• **Exercise requirements**
Will you transcribe all the entries word for word, skipping the pictures they hold?

• **Data listing**
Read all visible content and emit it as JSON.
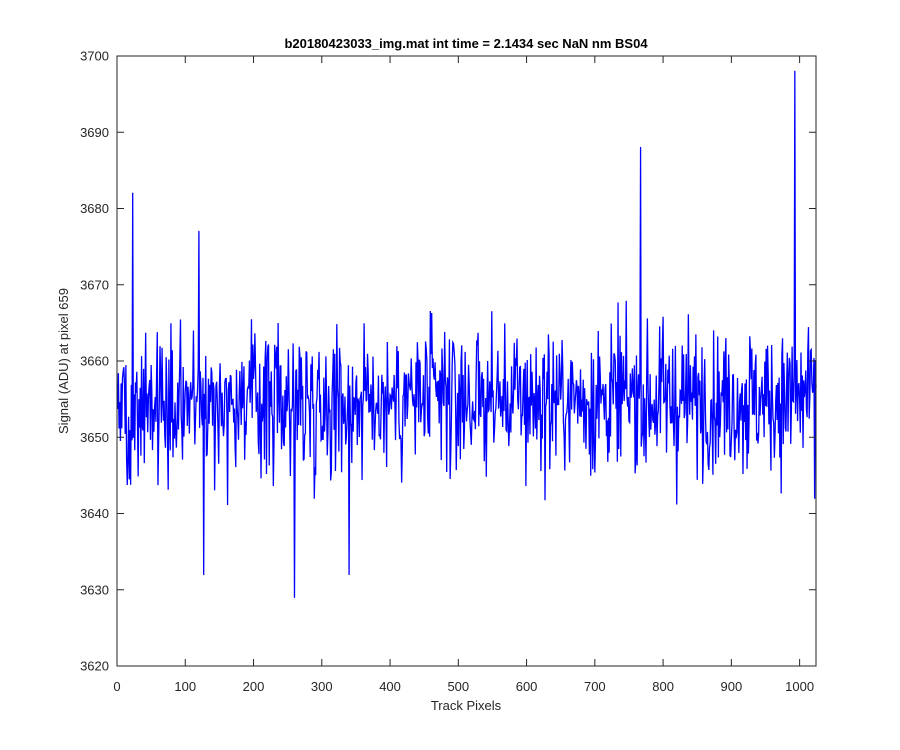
{
  "chart_data": {
    "type": "line",
    "title": "b20180423033_img.mat int time = 2.1434 sec  NaN nm BS04",
    "xlabel": "Track Pixels",
    "ylabel": "Signal (ADU) at pixel 659",
    "xlim": [
      0,
      1024
    ],
    "ylim": [
      3620,
      3700
    ],
    "xticks": [
      0,
      100,
      200,
      300,
      400,
      500,
      600,
      700,
      800,
      900,
      1000
    ],
    "yticks": [
      3620,
      3630,
      3640,
      3650,
      3660,
      3670,
      3680,
      3690,
      3700
    ],
    "grid": false,
    "legend": "none",
    "series": [
      {
        "color": "#0000ff",
        "x_start": 1,
        "x_step": 1,
        "count": 1024,
        "mean": 3655,
        "std": 6.5,
        "values_sampled_every_16px": [
          3648,
          3662,
          3655,
          3651,
          3660,
          3645,
          3657,
          3653,
          3664,
          3650,
          3656,
          3643,
          3659,
          3654,
          3661,
          3649,
          3655,
          3652,
          3666,
          3647,
          3658,
          3653,
          3650,
          3662,
          3656,
          3644,
          3659,
          3655,
          3651,
          3663,
          3648,
          3657,
          3654,
          3660,
          3646,
          3655,
          3658,
          3652,
          3661,
          3649,
          3656,
          3653,
          3664,
          3647,
          3659,
          3655,
          3650,
          3662,
          3654,
          3657,
          3648,
          3660,
          3653,
          3656,
          3651,
          3663,
          3649,
          3658,
          3655,
          3652,
          3661,
          3647,
          3657,
          3654
        ],
        "notable_points": [
          {
            "x": 23,
            "y": 3682
          },
          {
            "x": 120,
            "y": 3677
          },
          {
            "x": 127,
            "y": 3632
          },
          {
            "x": 260,
            "y": 3629
          },
          {
            "x": 340,
            "y": 3632
          },
          {
            "x": 767,
            "y": 3688
          },
          {
            "x": 993,
            "y": 3698
          },
          {
            "x": 1022,
            "y": 3642
          }
        ]
      }
    ]
  }
}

• **Response**
Read all visible content and emit it as JSON.
{
  "chart_data": {
    "type": "line",
    "title": "b20180423033_img.mat int time = 2.1434 sec  NaN nm BS04",
    "xlabel": "Track Pixels",
    "ylabel": "Signal (ADU) at pixel 659",
    "xlim": [
      0,
      1024
    ],
    "ylim": [
      3620,
      3700
    ],
    "xticks": [
      0,
      100,
      200,
      300,
      400,
      500,
      600,
      700,
      800,
      900,
      1000
    ],
    "yticks": [
      3620,
      3630,
      3640,
      3650,
      3660,
      3670,
      3680,
      3690,
      3700
    ],
    "grid": false,
    "legend": "none",
    "series": [
      {
        "color": "#0000ff",
        "x_start": 1,
        "x_step": 1,
        "count": 1024,
        "mean": 3655,
        "std": 6.5,
        "values_sampled_every_16px": [
          3648,
          3662,
          3655,
          3651,
          3660,
          3645,
          3657,
          3653,
          3664,
          3650,
          3656,
          3643,
          3659,
          3654,
          3661,
          3649,
          3655,
          3652,
          3666,
          3647,
          3658,
          3653,
          3650,
          3662,
          3656,
          3644,
          3659,
          3655,
          3651,
          3663,
          3648,
          3657,
          3654,
          3660,
          3646,
          3655,
          3658,
          3652,
          3661,
          3649,
          3656,
          3653,
          3664,
          3647,
          3659,
          3655,
          3650,
          3662,
          3654,
          3657,
          3648,
          3660,
          3653,
          3656,
          3651,
          3663,
          3649,
          3658,
          3655,
          3652,
          3661,
          3647,
          3657,
          3654
        ],
        "notable_points": [
          {
            "x": 23,
            "y": 3682
          },
          {
            "x": 120,
            "y": 3677
          },
          {
            "x": 127,
            "y": 3632
          },
          {
            "x": 260,
            "y": 3629
          },
          {
            "x": 340,
            "y": 3632
          },
          {
            "x": 767,
            "y": 3688
          },
          {
            "x": 993,
            "y": 3698
          },
          {
            "x": 1022,
            "y": 3642
          }
        ]
      }
    ]
  }
}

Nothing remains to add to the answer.